> _SUPPLIED PASSAGE_
──────────────────────────────
French adventurist, writer and director (born 1962)

Nicolas Vanier (born 5 May 1962) is a French adventurer, writer and director.

==Films==
Nicolas Vanier's 2004 film The Last Trapper followed a trapper in the Canadian Yukon. In 2009 Vanier's movie Loup ("Wolf") detailed the life of the Evens tribe in Siberia, Verkhoyansk mountain range, who lived by raising large herds of reindeer which they protected from attacking wolves.

In 2019, Nicolas Vanier's project Spread Your Wings sold well in the international markets.
──────────────────────────────
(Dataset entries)

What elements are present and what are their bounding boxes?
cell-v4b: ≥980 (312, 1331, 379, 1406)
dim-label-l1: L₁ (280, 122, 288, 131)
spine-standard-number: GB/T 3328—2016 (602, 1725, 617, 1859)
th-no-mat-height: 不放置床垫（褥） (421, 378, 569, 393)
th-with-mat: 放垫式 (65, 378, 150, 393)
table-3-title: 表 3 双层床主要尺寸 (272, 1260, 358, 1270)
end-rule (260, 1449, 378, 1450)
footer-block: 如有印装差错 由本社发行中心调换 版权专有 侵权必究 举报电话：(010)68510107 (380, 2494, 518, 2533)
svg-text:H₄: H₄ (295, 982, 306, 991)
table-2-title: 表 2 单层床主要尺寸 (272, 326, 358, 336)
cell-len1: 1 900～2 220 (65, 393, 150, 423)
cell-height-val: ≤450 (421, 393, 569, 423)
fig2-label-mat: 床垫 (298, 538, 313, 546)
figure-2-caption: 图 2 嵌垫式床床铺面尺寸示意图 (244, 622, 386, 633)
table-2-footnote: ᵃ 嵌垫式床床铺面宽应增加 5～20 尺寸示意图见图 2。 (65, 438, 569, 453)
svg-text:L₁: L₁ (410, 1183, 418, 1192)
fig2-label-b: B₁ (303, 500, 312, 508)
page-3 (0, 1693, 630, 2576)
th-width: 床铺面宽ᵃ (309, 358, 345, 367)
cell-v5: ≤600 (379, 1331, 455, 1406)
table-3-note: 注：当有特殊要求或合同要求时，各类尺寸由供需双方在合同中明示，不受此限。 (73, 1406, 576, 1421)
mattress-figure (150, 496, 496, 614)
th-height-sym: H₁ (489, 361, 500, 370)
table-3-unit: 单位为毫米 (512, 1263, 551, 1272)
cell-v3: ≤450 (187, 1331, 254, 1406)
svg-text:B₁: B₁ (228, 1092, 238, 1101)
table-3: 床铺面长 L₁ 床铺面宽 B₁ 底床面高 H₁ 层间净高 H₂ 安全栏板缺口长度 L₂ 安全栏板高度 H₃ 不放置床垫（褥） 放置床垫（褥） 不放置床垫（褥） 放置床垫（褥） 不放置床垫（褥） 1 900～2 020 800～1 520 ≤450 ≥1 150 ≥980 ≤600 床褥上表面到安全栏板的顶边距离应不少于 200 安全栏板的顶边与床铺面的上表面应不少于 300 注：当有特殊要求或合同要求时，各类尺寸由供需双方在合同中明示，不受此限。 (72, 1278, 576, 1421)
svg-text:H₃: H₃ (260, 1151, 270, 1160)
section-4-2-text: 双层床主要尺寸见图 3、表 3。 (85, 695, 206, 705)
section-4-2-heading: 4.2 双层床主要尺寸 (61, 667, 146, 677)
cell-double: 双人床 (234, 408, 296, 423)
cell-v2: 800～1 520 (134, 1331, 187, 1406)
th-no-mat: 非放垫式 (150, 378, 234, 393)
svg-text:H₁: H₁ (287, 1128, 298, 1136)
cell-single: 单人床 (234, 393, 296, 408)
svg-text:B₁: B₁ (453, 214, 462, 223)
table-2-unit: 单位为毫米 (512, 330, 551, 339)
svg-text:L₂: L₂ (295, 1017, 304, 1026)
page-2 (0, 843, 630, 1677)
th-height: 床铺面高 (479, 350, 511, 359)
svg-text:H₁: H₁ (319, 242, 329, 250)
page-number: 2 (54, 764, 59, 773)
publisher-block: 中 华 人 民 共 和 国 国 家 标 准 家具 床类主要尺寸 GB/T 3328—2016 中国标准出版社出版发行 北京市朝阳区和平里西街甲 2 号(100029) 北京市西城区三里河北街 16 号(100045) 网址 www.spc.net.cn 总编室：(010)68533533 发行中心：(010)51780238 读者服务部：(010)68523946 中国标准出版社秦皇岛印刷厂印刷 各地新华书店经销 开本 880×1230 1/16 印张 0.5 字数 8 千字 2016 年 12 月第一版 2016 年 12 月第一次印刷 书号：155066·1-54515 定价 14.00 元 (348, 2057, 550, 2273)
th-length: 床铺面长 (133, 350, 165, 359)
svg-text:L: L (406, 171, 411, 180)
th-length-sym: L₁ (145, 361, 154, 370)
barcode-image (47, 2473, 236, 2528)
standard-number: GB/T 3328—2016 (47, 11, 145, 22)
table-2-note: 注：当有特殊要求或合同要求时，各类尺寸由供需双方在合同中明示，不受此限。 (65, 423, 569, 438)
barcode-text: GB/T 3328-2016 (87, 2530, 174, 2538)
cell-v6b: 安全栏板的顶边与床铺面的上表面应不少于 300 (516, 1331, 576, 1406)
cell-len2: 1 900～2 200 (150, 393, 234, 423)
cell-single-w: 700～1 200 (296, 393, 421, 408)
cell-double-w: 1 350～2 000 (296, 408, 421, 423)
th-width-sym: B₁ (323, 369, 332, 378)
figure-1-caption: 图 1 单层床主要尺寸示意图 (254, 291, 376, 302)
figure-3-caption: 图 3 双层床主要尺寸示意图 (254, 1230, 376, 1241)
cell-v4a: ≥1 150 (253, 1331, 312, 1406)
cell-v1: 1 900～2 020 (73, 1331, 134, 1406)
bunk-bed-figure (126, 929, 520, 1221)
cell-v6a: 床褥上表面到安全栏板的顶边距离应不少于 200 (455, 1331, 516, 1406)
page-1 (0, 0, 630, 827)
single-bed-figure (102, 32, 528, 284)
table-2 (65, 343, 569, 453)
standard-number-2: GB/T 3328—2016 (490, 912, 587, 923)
──────────────────────────────
> _PARTS OF THE EXERCISE_
• a. Please set down the Nicolas Vanier text word for word, starting with "Nicolas Vanier (born" and going on through "from attacking wolves.".
• b. Answer these questions from the Nicolas Vanier text:
(i) On what date was Vanier born?
(ii) Which 2004 film by Vanier followed a trapper in the Canadian Yukon?
(iii) Which project of Vanier's sold well in international markets in 2019?

> _SET OF ANSWERS_
• a.
Nicolas Vanier (born 5 May 1962) is a French adventurer, writer and director.

==Films==
Nicolas Vanier's 2004 film The Last Trapper followed a trapper in the Canadian Yukon. In 2009 Vanier's movie Loup ("Wolf") detailed the life of the Evens tribe in Siberia, Verkhoyansk mountain range, who lived by raising large herds of reindeer which they protected from attacking wolves.

• b.
(i) 5 May 1962
(ii) The Last Trapper
(iii) Spread Your Wings